### WORK TO BE COMPLETED
Nothing belongs in the answer except the lines of the material that include "each".

-.-.-

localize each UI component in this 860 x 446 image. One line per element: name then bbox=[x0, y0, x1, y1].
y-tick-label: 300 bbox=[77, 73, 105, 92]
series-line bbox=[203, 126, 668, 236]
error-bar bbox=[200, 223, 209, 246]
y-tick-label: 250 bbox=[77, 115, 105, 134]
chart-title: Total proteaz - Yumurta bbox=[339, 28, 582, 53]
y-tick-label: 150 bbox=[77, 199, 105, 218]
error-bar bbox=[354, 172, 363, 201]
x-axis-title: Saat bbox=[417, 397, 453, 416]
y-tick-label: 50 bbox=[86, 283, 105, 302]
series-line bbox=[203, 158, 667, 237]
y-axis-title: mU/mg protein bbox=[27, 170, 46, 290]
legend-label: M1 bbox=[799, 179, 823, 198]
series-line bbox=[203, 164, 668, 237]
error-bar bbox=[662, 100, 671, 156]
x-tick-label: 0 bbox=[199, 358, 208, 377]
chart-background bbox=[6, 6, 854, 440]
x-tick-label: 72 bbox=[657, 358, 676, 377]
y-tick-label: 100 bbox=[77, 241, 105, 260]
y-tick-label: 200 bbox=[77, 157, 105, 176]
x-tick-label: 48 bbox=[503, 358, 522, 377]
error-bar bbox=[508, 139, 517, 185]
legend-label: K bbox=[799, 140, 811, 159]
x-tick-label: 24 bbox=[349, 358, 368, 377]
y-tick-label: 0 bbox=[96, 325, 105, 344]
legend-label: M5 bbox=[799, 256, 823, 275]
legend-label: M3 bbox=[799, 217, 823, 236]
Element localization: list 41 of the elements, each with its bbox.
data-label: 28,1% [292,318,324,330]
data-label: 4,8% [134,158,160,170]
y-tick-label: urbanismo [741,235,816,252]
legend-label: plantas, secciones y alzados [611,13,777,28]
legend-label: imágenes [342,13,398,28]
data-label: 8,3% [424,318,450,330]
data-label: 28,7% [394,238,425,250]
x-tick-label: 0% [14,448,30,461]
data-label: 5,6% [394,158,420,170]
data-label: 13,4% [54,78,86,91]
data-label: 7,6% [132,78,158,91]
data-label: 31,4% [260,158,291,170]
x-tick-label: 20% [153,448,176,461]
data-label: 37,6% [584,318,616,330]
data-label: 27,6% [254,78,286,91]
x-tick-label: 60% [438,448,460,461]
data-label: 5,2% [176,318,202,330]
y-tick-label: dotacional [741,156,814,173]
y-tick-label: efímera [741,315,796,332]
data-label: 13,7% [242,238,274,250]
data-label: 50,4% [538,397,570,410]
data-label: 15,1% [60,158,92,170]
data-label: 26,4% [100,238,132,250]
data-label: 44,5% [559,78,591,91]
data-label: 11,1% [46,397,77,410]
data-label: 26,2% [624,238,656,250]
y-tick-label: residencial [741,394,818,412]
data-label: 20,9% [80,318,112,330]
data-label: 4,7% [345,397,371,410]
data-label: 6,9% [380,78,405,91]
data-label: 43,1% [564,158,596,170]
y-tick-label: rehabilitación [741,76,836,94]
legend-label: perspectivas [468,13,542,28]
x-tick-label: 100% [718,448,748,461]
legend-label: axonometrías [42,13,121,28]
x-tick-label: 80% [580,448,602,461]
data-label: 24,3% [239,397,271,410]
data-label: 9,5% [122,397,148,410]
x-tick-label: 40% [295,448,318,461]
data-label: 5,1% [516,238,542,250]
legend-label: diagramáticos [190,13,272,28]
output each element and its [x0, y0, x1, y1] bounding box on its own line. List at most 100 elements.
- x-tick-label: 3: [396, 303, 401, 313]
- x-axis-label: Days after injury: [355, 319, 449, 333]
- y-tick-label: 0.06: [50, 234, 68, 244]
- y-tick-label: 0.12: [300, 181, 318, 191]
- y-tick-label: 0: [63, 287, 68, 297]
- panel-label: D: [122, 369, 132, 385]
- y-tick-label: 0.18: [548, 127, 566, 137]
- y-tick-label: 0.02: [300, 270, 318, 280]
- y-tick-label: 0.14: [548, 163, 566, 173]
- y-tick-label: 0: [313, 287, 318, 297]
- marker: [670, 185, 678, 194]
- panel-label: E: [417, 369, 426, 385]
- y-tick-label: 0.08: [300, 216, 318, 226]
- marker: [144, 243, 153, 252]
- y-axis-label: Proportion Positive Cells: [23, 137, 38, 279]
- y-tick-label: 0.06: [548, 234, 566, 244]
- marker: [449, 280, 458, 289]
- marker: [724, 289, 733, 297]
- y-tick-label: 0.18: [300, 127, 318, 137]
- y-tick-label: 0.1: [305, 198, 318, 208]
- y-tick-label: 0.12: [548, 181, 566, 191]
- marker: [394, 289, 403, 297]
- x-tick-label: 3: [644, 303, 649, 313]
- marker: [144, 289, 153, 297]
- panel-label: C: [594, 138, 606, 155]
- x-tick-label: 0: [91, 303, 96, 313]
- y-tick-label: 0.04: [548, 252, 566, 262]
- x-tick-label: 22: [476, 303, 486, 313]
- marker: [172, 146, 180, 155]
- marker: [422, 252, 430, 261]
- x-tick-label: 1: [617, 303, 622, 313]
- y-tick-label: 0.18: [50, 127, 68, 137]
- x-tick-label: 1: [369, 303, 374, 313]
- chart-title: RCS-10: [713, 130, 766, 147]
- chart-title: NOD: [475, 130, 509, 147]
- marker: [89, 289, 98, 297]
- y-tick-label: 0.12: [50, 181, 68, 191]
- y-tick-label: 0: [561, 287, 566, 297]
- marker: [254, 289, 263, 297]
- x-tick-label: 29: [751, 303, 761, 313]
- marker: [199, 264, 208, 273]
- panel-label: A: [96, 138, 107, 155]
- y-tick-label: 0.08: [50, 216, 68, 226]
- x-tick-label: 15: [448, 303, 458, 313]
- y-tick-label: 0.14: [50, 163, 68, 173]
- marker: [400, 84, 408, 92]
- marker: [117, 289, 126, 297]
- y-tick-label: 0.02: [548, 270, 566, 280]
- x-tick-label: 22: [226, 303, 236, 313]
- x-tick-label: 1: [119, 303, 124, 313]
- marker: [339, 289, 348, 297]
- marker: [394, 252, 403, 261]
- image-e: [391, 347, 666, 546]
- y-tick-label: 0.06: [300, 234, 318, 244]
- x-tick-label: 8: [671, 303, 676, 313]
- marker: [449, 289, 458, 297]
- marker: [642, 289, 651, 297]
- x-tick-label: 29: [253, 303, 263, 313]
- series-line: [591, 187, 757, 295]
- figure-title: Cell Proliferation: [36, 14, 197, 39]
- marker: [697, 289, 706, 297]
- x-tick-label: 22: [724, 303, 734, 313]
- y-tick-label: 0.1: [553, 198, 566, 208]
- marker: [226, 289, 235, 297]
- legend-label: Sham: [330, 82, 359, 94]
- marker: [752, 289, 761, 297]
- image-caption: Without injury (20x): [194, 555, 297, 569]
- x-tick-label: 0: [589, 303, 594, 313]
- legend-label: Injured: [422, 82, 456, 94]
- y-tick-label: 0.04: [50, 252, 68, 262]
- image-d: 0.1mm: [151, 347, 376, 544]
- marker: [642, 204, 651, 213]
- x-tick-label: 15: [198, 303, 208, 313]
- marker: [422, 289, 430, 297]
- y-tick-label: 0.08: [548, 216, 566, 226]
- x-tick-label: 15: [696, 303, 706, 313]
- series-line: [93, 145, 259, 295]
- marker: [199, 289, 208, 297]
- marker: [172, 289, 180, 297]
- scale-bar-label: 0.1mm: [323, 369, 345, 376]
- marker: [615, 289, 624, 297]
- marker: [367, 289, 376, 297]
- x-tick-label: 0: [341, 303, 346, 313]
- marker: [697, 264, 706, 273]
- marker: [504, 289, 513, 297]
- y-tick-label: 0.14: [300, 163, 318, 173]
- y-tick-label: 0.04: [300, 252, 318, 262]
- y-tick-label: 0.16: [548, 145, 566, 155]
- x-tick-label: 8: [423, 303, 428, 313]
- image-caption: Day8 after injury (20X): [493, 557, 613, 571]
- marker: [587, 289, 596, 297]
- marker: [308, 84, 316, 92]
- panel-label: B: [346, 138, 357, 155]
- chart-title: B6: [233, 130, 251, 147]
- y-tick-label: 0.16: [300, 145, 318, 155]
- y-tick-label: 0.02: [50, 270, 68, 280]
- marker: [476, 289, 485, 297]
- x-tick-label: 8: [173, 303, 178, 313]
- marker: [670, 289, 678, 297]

-.-.-

### OUTPUT OF THE EXERCISE
localize each UI component in this 860 x 446 image. One line per element: name then bbox=[x0, y0, x1, y1].
Element localization: list 41 of the elements, each with its bbox.
output each element and its [x0, y0, x1, y1] bounding box on its own line. List at most 100 elements.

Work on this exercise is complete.